TASK PROMPT:
Tell me how many lines hold "einsenden", please, using only the number.

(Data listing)
== == ==

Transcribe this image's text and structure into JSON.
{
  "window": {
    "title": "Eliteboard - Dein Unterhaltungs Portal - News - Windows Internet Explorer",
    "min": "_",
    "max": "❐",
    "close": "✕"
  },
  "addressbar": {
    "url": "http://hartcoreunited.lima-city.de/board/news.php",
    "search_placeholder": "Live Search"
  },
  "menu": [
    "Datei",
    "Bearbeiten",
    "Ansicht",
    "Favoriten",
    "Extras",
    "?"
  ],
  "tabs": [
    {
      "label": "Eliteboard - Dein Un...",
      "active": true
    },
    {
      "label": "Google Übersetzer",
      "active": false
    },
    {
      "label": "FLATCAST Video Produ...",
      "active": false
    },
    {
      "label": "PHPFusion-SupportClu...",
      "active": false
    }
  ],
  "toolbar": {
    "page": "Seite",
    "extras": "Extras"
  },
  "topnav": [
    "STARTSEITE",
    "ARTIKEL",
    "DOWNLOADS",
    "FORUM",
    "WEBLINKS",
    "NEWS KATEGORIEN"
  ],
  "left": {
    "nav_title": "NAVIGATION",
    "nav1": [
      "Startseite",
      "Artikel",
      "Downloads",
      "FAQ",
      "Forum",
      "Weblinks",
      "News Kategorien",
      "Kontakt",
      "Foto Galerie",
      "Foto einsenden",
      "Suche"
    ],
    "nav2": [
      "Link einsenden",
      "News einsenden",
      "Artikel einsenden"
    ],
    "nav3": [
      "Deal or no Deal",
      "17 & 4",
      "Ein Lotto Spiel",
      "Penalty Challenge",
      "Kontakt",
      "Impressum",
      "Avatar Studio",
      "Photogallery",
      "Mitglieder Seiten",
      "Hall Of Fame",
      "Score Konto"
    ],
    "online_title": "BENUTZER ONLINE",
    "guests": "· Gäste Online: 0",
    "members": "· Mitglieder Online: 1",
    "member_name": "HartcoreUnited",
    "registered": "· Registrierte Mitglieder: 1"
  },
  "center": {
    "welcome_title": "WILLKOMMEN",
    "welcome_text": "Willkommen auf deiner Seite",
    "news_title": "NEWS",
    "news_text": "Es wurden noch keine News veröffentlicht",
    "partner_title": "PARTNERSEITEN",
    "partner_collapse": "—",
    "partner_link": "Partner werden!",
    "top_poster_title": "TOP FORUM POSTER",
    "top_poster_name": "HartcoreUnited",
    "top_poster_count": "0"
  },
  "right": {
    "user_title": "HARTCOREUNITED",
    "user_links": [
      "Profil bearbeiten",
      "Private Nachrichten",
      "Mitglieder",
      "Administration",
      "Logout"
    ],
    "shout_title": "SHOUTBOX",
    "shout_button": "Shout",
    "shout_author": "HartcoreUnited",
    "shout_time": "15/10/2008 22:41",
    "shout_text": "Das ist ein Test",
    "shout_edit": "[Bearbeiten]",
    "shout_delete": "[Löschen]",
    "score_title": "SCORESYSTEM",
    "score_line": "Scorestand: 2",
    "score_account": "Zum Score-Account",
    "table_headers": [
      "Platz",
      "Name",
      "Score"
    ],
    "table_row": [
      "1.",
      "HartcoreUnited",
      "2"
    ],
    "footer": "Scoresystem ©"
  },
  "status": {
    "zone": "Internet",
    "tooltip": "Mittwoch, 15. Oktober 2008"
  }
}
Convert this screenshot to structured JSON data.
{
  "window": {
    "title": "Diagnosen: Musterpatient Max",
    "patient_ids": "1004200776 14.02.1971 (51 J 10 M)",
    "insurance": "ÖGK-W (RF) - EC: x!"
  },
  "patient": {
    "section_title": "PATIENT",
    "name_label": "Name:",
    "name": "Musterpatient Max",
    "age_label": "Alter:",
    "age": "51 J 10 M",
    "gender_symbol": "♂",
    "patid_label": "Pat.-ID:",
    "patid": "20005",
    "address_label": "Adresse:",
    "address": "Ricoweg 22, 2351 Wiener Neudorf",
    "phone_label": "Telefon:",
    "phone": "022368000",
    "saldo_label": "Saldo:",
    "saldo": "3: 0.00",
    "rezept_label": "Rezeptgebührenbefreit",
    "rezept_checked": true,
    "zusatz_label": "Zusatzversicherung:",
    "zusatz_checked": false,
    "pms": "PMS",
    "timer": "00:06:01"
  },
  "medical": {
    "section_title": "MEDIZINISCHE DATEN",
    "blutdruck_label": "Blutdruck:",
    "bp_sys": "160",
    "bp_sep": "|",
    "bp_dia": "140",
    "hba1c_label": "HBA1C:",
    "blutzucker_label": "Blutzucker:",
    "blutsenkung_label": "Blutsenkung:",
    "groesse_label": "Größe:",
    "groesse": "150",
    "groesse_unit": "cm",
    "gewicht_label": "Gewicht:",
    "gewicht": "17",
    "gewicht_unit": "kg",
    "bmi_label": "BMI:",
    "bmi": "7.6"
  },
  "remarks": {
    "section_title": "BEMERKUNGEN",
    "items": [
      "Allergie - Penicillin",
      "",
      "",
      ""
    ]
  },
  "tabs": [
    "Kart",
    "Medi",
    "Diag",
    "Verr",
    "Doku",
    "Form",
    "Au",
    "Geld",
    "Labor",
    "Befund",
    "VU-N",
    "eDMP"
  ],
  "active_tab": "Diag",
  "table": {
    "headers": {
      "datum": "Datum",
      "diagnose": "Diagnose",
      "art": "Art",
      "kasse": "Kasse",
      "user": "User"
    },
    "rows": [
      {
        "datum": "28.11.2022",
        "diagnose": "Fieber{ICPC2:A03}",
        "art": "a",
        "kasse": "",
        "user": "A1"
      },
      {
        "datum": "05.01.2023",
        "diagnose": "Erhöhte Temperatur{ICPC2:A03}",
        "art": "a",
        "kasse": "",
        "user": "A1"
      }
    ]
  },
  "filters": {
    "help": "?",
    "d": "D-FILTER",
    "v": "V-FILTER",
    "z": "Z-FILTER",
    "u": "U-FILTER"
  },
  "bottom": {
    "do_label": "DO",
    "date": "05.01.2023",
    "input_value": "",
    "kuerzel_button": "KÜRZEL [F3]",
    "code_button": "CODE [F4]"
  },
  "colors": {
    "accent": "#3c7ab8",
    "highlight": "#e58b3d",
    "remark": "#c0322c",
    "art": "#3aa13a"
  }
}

== == ==

THE RESPONSE:
4